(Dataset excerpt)
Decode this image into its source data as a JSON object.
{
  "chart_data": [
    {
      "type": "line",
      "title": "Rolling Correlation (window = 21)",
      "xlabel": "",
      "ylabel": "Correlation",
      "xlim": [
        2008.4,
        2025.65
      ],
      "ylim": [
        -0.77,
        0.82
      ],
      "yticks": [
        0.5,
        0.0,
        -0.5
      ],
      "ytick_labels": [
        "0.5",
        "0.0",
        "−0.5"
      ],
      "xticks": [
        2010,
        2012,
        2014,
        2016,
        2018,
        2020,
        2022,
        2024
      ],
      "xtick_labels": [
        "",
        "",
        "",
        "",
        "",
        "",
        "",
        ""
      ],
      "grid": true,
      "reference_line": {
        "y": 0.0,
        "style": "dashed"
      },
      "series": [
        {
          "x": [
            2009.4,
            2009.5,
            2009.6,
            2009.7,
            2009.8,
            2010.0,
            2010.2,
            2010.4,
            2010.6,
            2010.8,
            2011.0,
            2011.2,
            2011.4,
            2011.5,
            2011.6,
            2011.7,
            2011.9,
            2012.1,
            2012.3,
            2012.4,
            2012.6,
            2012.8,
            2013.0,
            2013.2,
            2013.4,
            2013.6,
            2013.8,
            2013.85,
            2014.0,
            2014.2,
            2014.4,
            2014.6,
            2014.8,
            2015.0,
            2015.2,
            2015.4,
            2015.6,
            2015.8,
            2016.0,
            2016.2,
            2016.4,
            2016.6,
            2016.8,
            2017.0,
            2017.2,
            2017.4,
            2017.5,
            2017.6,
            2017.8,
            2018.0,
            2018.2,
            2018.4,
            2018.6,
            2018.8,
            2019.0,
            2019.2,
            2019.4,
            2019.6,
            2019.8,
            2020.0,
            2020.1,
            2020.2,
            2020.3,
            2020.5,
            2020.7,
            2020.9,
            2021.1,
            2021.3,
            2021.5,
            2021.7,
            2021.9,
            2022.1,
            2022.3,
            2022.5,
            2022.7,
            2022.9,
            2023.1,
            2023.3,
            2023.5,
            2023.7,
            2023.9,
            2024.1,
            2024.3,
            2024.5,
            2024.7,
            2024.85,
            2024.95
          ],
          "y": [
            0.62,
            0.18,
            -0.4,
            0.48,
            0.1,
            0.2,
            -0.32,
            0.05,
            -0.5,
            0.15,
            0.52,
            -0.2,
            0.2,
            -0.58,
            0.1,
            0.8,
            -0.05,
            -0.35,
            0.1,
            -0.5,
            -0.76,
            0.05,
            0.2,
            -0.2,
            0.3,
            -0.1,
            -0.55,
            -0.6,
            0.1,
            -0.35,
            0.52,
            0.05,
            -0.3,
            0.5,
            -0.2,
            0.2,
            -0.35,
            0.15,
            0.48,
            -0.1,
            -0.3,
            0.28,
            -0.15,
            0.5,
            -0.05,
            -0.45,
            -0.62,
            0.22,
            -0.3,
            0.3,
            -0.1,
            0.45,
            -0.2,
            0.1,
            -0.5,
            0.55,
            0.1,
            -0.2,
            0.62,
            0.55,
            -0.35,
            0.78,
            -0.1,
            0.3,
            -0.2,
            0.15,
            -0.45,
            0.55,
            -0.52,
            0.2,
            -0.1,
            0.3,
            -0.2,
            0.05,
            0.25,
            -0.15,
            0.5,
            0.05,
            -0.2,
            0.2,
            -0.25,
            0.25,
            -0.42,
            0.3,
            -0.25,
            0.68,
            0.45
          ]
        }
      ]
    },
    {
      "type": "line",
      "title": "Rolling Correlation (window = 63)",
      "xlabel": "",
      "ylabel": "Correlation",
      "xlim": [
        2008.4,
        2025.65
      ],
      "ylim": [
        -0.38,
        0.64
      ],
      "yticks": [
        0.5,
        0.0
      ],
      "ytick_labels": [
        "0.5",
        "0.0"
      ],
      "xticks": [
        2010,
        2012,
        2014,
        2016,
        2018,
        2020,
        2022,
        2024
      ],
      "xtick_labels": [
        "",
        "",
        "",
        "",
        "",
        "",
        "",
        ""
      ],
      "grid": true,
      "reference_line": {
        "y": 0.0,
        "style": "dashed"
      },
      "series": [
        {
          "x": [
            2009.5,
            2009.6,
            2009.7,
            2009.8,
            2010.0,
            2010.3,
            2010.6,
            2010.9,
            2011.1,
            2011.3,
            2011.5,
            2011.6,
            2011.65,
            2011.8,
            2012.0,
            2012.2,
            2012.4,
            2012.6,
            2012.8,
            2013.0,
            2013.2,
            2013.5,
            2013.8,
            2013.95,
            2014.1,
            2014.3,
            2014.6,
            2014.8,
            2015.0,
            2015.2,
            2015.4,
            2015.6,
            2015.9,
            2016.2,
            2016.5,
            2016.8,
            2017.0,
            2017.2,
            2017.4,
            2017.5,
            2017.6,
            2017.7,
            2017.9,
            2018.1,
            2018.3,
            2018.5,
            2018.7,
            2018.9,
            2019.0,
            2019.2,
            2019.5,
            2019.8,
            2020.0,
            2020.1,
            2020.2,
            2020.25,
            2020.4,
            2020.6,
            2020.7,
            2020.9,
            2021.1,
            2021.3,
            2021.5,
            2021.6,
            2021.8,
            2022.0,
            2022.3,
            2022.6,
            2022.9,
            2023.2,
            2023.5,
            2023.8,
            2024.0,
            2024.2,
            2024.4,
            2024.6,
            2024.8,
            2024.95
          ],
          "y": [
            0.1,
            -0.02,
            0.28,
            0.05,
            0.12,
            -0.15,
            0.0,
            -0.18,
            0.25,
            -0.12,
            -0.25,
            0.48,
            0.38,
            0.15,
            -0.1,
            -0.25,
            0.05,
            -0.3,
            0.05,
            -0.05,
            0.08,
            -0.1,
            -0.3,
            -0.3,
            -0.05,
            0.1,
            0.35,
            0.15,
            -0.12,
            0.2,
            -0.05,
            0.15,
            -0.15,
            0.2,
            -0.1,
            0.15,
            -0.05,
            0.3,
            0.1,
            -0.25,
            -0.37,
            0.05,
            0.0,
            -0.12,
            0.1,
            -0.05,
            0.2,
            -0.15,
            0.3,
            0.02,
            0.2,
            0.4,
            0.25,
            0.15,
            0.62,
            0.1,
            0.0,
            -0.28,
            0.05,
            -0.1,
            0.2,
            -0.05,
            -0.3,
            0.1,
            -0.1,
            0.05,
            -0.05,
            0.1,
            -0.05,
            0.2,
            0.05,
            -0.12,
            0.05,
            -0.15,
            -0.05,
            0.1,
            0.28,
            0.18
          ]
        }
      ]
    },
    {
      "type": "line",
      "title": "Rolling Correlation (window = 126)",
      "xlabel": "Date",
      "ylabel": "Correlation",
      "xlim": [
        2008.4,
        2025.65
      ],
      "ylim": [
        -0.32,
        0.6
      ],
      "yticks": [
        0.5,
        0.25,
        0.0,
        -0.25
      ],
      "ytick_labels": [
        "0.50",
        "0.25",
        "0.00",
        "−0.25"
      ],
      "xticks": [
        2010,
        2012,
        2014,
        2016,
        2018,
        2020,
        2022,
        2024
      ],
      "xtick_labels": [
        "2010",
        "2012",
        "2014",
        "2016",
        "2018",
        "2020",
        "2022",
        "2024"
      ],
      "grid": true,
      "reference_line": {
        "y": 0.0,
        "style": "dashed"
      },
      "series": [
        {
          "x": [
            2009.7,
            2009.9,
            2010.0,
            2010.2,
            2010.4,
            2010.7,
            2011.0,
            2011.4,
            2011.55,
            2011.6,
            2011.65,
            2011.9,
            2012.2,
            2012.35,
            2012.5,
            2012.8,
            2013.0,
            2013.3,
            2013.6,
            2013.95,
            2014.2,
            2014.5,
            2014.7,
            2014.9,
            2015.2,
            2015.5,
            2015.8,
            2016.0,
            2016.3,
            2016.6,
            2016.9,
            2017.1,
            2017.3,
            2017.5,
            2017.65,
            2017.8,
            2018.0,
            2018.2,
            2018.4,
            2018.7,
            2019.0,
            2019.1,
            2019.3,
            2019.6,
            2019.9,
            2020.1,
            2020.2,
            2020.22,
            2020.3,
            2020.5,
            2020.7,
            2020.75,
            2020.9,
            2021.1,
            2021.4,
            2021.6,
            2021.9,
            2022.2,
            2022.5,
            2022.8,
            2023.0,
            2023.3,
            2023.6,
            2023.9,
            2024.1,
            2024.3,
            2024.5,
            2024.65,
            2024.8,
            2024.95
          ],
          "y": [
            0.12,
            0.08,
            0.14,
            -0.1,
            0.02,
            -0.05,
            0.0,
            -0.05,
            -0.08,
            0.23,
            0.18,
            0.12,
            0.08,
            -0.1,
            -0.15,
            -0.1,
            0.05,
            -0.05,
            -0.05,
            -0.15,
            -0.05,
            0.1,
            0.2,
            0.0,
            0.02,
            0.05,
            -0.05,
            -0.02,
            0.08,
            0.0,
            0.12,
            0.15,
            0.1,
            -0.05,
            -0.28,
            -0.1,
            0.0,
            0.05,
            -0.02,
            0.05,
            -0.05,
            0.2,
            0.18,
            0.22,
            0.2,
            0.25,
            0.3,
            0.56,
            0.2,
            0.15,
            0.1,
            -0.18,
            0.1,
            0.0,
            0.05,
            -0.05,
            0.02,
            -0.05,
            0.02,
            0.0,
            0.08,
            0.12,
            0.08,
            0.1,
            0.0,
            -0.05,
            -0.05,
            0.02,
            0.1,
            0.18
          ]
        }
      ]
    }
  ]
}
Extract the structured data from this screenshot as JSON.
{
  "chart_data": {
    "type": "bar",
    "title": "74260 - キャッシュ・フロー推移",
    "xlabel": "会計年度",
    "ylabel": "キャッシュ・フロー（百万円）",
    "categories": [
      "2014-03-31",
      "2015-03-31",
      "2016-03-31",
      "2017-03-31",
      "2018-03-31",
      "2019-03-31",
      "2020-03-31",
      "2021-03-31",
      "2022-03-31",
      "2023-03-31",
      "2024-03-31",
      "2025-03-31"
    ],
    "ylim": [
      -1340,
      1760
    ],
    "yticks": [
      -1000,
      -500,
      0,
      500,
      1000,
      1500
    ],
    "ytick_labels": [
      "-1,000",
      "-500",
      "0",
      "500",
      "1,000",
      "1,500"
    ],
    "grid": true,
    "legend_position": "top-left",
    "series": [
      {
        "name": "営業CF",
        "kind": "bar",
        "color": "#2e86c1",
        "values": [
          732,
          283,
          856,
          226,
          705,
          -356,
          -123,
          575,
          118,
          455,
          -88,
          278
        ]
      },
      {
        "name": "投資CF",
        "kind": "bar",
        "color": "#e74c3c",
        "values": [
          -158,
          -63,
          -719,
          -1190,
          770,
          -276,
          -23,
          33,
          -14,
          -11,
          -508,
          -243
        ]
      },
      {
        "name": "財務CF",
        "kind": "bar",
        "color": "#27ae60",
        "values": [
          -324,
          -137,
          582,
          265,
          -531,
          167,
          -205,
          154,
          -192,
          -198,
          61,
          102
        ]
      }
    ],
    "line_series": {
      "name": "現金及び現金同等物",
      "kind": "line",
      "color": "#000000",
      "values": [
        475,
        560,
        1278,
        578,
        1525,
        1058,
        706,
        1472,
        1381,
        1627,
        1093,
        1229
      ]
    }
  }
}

* [Directions for this task]: Which lines contain the word "window"? Copy each one.

* [Answer in full]:
      "title": "Rolling Correlation (window = 21)",
      "title": "Rolling Correlation (window = 63)",
      "title": "Rolling Correlation (window = 126)",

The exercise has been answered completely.